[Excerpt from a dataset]
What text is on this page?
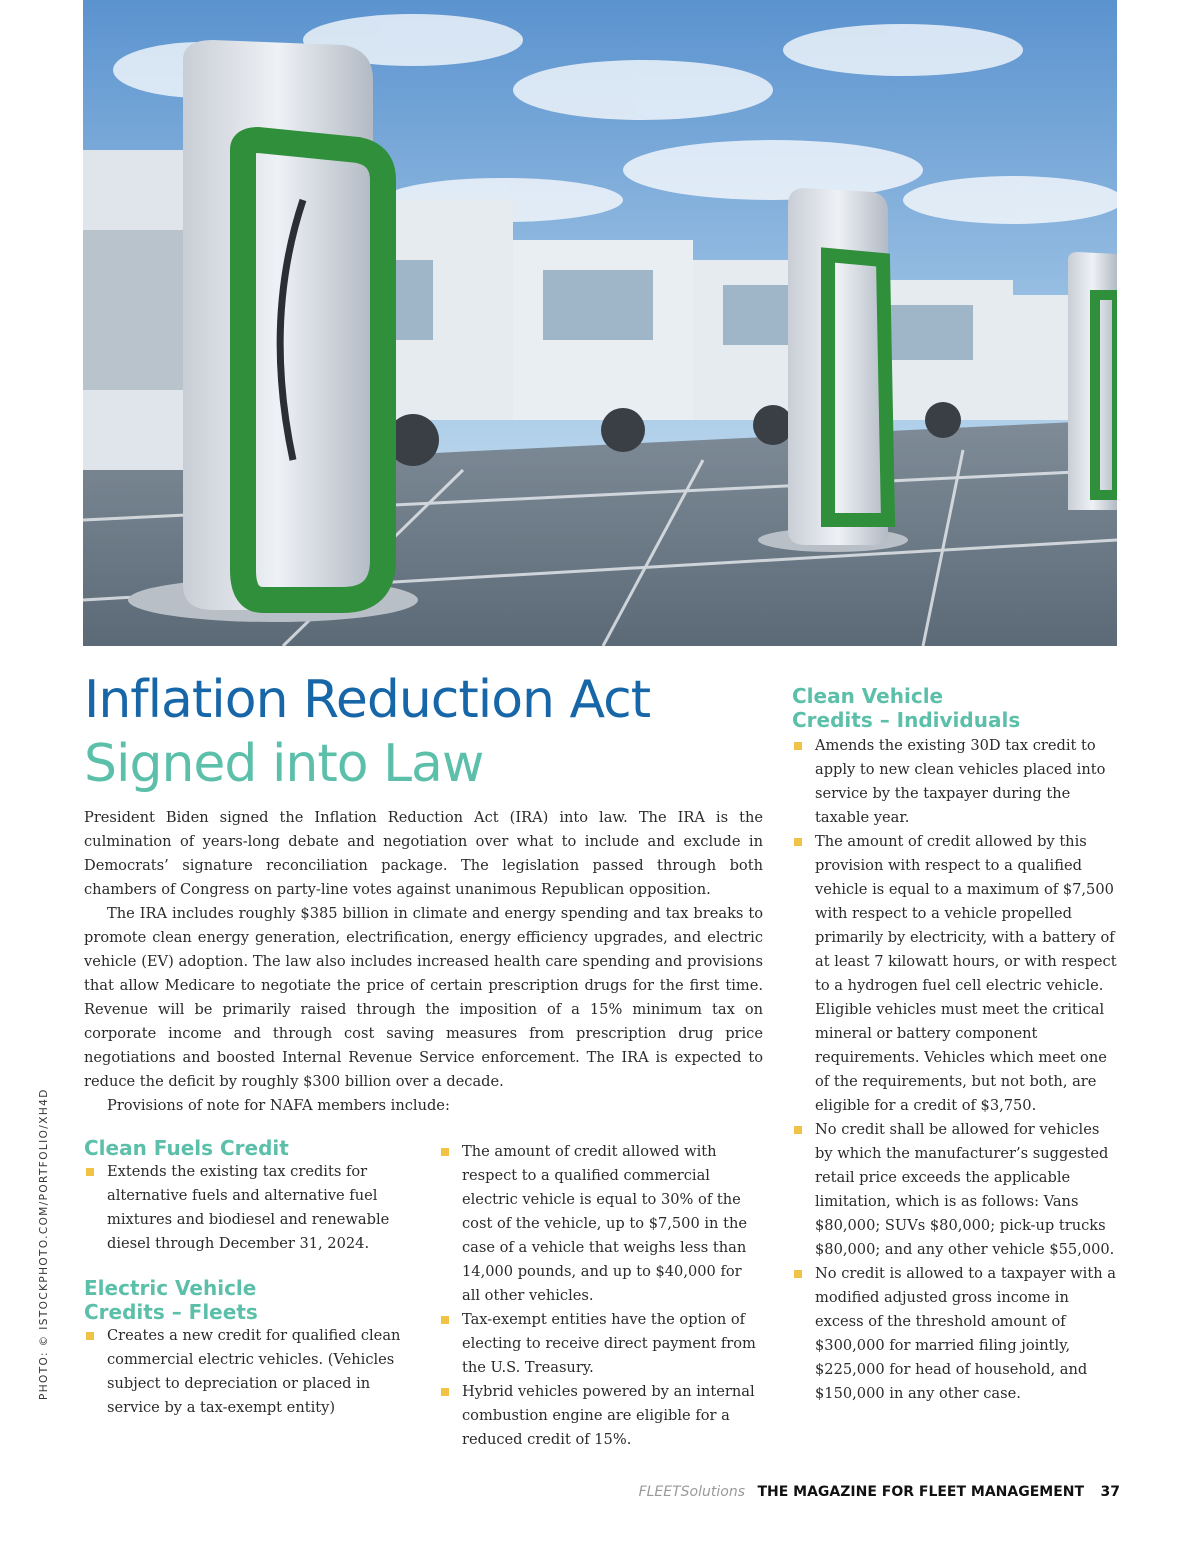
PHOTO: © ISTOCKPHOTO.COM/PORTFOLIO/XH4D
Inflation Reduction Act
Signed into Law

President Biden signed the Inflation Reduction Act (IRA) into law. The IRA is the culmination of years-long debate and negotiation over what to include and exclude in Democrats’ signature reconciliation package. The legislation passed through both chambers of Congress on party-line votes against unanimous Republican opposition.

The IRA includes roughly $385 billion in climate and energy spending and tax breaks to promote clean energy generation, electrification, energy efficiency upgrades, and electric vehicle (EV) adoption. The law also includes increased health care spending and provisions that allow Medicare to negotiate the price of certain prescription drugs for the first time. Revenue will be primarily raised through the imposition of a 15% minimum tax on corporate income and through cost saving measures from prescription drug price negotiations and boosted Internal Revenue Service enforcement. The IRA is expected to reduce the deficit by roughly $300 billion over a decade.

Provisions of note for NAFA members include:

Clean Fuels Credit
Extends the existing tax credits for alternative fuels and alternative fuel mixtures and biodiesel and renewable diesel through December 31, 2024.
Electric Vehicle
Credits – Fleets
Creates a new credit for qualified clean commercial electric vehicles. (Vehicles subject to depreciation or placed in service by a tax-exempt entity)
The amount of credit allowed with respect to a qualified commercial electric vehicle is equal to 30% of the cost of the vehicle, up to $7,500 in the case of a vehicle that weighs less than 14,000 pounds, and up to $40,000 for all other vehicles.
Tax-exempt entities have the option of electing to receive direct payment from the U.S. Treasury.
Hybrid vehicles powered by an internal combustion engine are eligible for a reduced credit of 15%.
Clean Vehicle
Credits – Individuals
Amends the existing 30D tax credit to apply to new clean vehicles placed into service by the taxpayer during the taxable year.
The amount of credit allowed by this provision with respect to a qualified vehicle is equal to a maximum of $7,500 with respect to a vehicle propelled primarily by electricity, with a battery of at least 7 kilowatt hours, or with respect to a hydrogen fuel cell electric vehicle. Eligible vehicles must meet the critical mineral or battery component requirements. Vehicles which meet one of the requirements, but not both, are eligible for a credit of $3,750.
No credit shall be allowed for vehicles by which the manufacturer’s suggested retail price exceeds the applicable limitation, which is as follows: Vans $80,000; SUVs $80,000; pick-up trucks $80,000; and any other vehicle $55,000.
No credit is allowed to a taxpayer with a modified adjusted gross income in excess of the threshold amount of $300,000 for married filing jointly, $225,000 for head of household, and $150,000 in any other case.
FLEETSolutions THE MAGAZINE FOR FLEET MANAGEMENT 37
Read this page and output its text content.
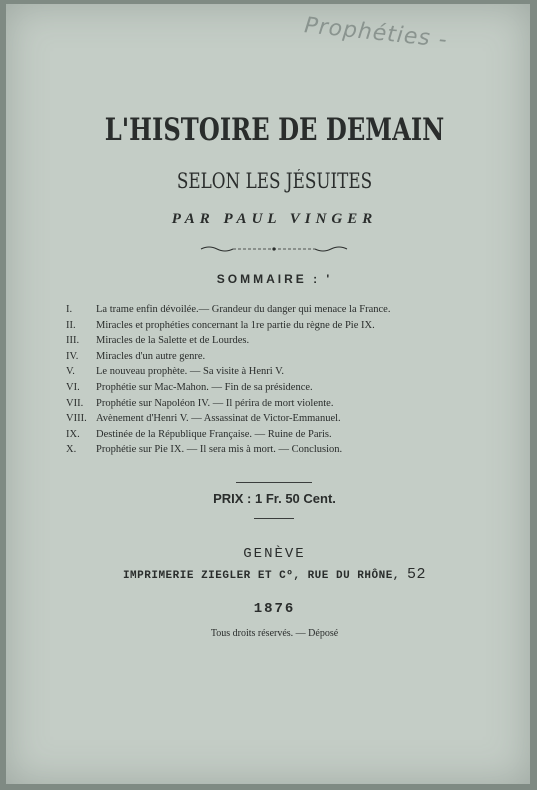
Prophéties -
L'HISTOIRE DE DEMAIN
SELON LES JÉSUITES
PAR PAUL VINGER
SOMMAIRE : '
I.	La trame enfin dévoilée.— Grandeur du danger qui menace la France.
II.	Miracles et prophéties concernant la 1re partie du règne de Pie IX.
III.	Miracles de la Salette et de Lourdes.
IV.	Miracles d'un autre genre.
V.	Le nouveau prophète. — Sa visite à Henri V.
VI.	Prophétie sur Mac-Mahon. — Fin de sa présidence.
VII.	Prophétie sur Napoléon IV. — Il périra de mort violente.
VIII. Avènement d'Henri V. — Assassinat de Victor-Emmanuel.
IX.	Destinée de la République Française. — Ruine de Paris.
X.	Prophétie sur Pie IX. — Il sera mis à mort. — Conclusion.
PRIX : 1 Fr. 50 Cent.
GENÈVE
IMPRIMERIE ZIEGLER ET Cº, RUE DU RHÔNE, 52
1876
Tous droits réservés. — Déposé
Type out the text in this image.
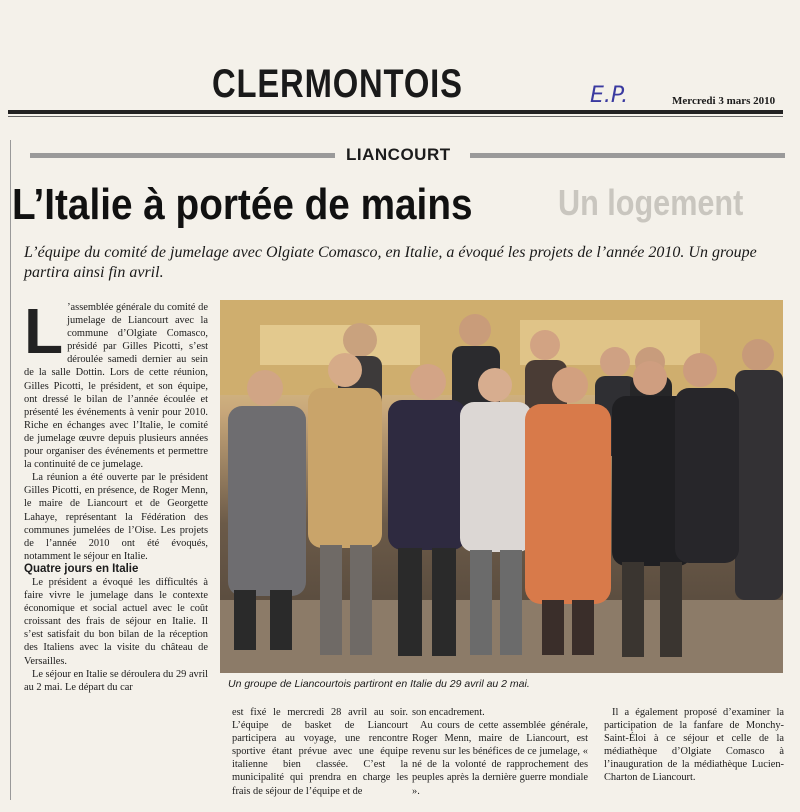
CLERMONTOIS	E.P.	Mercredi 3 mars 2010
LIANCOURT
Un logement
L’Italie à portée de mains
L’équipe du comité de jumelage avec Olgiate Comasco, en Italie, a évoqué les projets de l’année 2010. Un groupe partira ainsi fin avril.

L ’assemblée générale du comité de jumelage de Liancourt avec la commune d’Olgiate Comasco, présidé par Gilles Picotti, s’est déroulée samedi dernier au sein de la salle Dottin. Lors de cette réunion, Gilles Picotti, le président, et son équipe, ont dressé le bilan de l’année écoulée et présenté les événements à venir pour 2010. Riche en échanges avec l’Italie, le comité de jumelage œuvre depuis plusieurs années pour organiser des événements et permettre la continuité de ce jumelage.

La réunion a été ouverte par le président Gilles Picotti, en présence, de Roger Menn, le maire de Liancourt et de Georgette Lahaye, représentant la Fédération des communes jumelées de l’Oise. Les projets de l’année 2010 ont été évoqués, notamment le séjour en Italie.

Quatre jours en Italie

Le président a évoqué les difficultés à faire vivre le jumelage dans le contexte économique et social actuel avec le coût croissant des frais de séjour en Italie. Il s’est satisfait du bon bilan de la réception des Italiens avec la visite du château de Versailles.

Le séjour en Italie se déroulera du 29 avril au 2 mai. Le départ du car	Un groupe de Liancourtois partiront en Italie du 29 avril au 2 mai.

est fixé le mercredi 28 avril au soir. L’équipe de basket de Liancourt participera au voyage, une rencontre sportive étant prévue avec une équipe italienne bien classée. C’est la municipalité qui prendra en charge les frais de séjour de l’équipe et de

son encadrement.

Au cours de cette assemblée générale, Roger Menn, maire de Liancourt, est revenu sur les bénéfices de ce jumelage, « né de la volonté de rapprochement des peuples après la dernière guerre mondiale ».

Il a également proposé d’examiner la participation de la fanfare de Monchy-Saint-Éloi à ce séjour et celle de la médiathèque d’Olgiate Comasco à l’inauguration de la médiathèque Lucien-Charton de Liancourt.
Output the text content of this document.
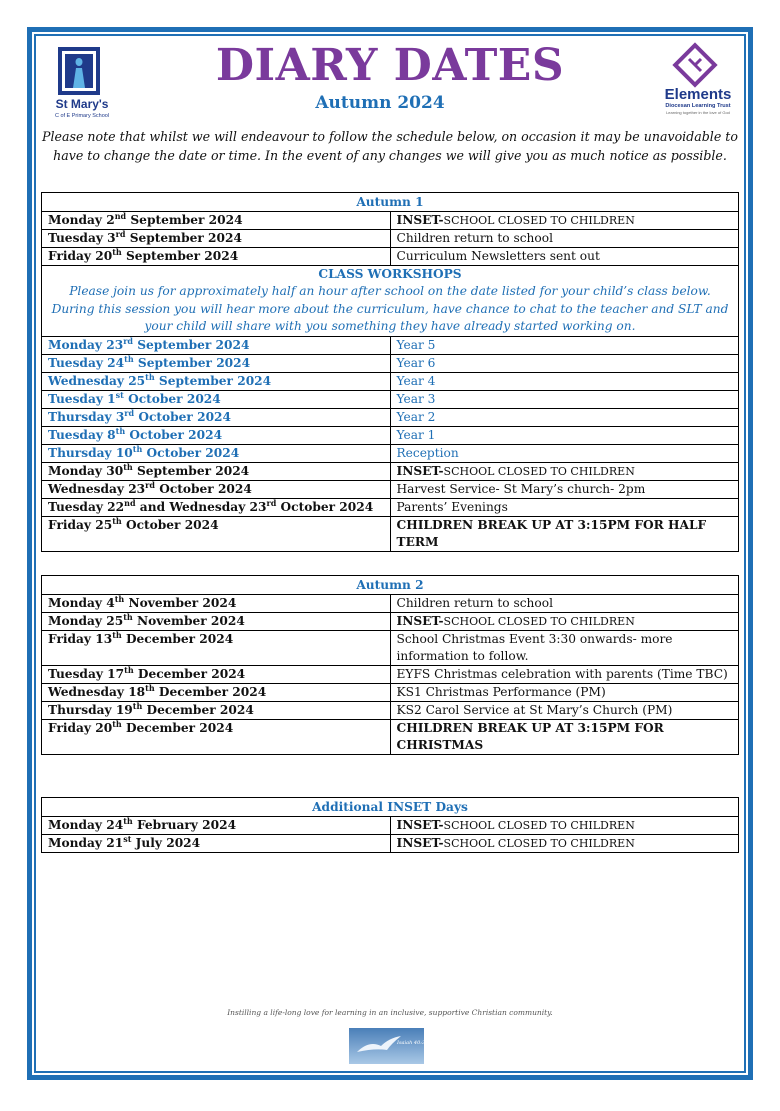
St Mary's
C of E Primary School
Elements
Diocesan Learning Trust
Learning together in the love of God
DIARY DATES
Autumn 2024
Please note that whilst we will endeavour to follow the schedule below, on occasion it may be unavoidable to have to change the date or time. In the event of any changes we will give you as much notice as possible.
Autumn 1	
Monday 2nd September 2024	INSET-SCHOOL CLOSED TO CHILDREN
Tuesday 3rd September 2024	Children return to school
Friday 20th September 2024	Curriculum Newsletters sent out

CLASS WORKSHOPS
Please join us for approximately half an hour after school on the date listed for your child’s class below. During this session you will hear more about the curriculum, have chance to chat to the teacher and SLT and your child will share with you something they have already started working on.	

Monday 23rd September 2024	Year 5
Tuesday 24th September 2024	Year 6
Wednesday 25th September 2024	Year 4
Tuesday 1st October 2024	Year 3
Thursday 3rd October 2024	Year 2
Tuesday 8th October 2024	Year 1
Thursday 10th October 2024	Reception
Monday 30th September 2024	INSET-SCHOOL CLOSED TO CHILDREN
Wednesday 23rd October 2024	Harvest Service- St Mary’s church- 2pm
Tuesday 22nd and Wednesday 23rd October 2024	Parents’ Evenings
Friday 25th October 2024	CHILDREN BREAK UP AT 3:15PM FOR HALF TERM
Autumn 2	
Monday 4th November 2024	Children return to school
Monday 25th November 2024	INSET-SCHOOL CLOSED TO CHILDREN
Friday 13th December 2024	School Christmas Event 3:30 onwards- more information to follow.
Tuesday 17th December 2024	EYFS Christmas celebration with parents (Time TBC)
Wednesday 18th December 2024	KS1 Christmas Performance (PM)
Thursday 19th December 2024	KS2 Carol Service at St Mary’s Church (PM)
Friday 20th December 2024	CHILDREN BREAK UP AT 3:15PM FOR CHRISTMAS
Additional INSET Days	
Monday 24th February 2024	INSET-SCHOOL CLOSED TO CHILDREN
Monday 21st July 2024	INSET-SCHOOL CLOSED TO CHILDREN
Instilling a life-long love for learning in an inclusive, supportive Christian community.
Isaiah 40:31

- _Task description_: Look for the word "income" in every line of the listing and copy the lines that have it.

- _Full solution_:
The IRA includes roughly $385 billion in climate and energy spending and tax breaks to promote clean energy generation, electrification, energy efficiency upgrades, and electric vehicle (EV) adoption. The law also includes increased health care spending and provisions that allow Medicare to negotiate the price of certain prescription drugs for the first time. Revenue will be primarily raised through the imposition of a 15% minimum tax on corporate income and through cost saving measures from prescription drug price negotiations and boosted Internal Revenue Service enforcement. The IRA is expected to reduce the deficit by roughly $300 billion over a decade.
No credit is allowed to a taxpayer with a modified adjusted gross income in excess of the threshold amount of $300,000 for married filing jointly, $225,000 for head of household, and $150,000 in any other case.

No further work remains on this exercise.